29Monitoring was required due to risk of complication such as ischemia, graft failure, and nerve dysfunction. Mr Walters was required to wear a cam boot post-surgery, avoid weight-bearing and attend various outpatient appointments such as plastic surgery, hand therapy, physiotherapy, and vascular surgery follow-up. He will likely continue to face permanent limitations especially of the left leg and hand.

30Mr Walters continues to experience the effects of his injuries, including:

(a)   Left leg persistent numbness, pain, and loss of function of the left foot particularly the big toe indicative of long-term nerve damage and a potential tendon transfer.

(b)   Left hand functional limitations and development of a fixed flexion (bending) deformity.

(c)   Ongoing pain and discomfort of the right thumb.

(d)   Significant psychological distress.

Objective gravity

31The Court of Appeal has explained that the offence of recklessly causing serious injury ‘… requires foresight on the part of the offender of the probability of serious injury as a consequence of their conduct and indifference as to whether or not those consequences occur’.[2] It follows that ‘… the culpability of a reckless offender will increase as the degree to which the offender has adverted to the actual consequences of his conduct increases’.[3]

[2] Findlay v The King [2024] VSCA 191, 15 [90] (‘Findlay’).

[3] Ibid.
== == ==
§ **Required actions**
A. Decide whether each statement agrees with the court text about Mr Walters. For each, answer yes or no and quote the words of that text that settle it.
(i) After surgery, Mr Walters had to avoid weight-bearing.
(ii) The ongoing pain and discomfort affect his left thumb.
(iii) The Court of Appeal says a reckless offender's culpability decreases the more the offender has adverted to the actual consequences of the conduct.
B. Carry on the court text about Mr Walters from its last line.
== == ==
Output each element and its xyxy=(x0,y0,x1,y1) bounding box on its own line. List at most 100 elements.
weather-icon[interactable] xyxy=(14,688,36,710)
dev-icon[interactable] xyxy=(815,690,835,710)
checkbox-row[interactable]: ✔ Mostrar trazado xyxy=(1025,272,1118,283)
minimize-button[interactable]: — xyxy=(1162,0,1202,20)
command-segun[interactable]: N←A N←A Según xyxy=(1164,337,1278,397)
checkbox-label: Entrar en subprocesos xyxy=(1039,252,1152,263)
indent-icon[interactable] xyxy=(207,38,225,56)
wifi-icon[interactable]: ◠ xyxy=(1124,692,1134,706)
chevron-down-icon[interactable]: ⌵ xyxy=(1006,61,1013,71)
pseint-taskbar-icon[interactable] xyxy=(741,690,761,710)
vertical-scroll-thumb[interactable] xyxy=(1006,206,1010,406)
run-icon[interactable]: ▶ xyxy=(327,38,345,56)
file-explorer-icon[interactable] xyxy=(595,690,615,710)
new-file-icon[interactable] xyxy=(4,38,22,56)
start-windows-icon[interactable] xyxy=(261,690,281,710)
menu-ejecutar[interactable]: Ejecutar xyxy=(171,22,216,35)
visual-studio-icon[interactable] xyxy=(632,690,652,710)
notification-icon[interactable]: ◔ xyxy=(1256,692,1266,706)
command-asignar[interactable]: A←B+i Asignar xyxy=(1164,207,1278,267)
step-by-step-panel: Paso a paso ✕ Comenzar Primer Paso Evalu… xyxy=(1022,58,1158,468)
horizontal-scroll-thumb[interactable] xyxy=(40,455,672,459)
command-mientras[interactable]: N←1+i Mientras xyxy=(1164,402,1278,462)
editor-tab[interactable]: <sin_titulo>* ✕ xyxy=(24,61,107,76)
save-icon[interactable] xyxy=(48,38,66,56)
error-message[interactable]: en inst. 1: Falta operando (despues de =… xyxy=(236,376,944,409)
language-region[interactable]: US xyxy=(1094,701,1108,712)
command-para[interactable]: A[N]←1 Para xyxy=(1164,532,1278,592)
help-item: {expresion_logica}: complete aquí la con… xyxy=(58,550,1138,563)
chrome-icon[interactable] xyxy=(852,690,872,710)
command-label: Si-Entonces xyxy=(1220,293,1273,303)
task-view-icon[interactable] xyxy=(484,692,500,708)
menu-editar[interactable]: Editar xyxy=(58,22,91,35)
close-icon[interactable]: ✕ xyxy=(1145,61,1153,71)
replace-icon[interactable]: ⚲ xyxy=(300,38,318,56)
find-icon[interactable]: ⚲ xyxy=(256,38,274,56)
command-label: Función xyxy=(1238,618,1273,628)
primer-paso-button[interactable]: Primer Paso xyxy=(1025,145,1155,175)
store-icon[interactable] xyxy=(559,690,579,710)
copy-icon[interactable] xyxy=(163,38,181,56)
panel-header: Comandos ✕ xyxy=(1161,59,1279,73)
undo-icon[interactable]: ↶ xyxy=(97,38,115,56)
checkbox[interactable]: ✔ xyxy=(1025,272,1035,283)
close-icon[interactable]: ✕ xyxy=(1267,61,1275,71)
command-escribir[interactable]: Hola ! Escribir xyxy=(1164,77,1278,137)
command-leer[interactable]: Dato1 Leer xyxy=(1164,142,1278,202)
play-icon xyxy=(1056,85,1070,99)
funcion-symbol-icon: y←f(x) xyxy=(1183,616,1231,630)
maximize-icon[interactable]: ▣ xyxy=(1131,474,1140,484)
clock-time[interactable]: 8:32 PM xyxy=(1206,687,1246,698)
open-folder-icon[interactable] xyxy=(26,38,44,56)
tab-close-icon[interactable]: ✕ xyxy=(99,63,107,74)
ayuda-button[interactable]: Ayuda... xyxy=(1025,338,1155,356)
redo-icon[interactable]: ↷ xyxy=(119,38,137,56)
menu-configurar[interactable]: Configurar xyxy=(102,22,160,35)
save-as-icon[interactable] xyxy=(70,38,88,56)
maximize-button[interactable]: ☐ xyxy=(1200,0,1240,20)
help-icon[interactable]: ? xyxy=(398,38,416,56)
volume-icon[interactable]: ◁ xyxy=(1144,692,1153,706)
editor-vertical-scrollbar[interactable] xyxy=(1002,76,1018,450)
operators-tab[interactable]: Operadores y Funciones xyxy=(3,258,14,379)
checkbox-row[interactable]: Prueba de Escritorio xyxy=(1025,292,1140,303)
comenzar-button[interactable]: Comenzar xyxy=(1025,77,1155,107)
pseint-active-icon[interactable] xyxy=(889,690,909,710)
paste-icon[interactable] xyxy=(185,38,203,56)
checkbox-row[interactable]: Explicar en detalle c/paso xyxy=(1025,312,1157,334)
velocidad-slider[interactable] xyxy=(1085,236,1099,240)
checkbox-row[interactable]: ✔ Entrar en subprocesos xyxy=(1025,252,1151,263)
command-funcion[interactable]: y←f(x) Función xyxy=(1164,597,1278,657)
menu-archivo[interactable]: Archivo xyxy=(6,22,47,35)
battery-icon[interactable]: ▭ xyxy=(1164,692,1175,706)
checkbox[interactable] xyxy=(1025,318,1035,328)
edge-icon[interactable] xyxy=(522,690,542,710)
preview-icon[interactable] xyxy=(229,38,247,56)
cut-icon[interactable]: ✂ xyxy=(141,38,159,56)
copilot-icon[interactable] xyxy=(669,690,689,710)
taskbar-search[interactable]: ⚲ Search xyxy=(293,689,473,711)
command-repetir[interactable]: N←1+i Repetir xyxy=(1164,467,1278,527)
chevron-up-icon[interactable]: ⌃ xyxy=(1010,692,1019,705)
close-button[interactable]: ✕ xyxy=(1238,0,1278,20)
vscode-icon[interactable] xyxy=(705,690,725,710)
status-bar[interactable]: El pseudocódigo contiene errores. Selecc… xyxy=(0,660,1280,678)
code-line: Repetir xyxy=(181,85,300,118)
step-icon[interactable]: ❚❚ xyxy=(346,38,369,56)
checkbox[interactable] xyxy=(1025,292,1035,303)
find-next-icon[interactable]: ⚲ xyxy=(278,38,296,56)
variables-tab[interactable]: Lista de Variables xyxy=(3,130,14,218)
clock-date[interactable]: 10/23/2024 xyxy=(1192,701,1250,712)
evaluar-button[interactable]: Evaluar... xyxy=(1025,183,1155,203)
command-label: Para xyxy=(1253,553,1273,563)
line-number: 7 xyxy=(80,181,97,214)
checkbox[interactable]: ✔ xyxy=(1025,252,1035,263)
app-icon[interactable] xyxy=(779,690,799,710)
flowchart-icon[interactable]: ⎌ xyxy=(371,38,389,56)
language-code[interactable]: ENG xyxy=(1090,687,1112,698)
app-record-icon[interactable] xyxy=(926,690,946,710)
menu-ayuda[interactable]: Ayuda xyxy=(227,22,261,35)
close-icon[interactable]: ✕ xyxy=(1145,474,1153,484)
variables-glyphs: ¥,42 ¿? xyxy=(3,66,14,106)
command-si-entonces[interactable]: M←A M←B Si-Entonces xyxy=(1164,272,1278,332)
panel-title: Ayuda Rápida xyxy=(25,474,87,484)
== == ==
§ **Per-task answers**
A.
(i) Yes: "Mr Walters was required to wear a cam boot post-surgery, avoid weight-bearing"
(ii) No: "Ongoing pain and discomfort of the right thumb."
(iii) No: "the culpability of a reckless offender will increase as the degree to which the offender has adverted to the actual consequences of his conduct increases"

B.
32You had previous experience of the injuries that knives can cause as a result of your prior conviction for the offence in 2010. Further, on this night and early morning, you stabbed Mr Walters three times in circumstances where you must have been aware of the blood that he had lost from the earlier wounds. There must therefore have been a clear correlation between the injuries sustained and those foreseen by you. 

33Having regard to these principles, I consider yours is an egregious example of a serious offence. The features of the offending which make it so are:

(a)   Your use of a bladed weapon to injure Mr Walters by stabbing him three times including in the neck which evidences a high degree of recklessness;

(b)   The seriousness of the injuries you caused to Mr Walters and the ongoing impact of those injuries as detailed in the victim impact statement;

(c)   That the injuries were inflicted in Mr Walters’ own home where he was entitled to feel safe;

(d)   That you were a guest in Mr Walters’ home; and

(e)   That the attack was unprovoked as Mr Walters presented no threat to you and asked you more than once to stop hurting him.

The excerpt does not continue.